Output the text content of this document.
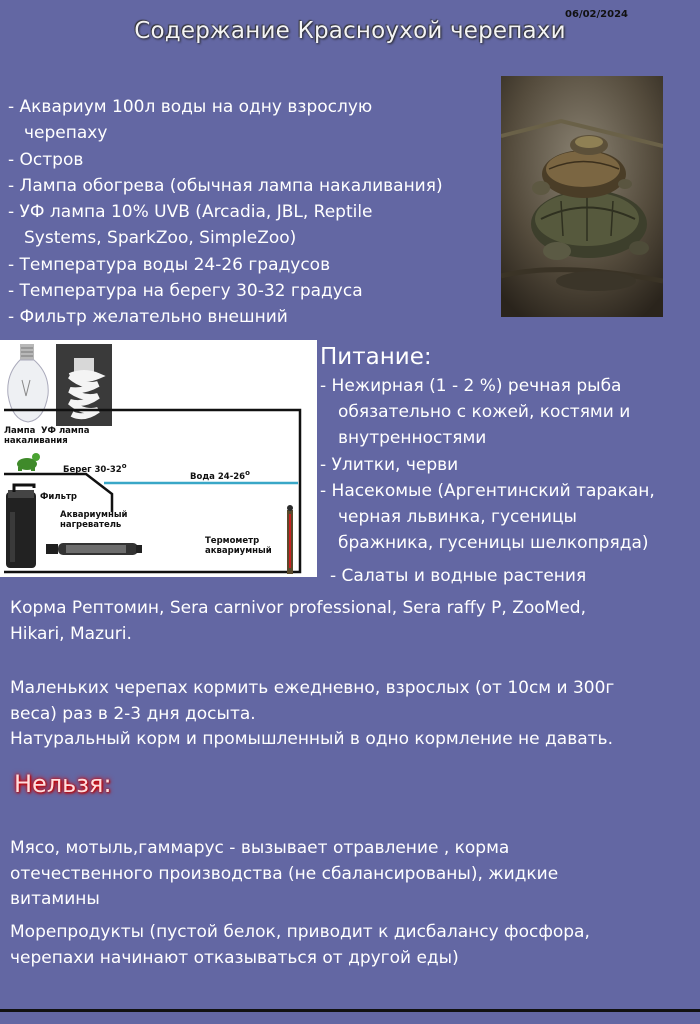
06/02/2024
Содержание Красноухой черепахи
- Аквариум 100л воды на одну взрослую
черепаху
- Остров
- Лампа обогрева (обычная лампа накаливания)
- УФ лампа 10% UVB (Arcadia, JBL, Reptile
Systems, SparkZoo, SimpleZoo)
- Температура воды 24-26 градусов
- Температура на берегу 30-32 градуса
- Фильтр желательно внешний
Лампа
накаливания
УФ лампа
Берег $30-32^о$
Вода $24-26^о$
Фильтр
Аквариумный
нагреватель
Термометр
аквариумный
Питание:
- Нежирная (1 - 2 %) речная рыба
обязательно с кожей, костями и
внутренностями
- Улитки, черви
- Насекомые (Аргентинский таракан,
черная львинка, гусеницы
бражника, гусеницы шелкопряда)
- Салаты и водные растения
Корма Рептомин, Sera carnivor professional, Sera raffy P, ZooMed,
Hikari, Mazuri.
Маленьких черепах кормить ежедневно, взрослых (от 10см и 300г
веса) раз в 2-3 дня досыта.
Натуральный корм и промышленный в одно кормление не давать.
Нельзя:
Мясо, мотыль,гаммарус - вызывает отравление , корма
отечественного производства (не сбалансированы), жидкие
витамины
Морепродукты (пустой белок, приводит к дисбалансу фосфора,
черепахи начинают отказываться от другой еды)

........

WHAT IS BEING ASKED —
Check each line of the records for "Температура" and copy the ones that contain it.

ANSWER —
- Температура воды 24-26 градусов
- Температура на берегу 30-32 градуса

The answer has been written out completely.